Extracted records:
— BEGIN —

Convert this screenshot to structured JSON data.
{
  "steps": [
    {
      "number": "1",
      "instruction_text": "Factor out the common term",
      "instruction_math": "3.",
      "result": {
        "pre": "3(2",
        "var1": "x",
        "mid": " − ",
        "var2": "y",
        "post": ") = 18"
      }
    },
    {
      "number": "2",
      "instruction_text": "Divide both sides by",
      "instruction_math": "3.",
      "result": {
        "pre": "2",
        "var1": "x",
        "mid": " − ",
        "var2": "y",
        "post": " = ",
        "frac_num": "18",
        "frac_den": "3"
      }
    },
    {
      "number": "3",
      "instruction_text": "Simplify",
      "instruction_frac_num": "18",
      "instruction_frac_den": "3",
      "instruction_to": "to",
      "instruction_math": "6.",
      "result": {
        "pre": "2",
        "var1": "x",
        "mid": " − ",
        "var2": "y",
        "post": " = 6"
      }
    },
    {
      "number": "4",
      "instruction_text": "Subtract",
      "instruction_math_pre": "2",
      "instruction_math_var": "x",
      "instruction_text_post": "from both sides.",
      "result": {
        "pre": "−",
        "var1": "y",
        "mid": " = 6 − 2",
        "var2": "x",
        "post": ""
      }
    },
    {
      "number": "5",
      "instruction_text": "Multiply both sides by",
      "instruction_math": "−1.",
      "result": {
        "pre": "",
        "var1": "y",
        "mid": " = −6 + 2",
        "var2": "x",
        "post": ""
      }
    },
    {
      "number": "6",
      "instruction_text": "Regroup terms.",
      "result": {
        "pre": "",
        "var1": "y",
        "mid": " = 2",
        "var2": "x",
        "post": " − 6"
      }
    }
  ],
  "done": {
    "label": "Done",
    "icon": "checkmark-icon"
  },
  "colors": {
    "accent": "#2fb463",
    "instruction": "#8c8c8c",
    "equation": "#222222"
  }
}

— END —

Challenge:
Each line that holds the string "number" counts once; give the total and nothing else.

Exercise solution:
6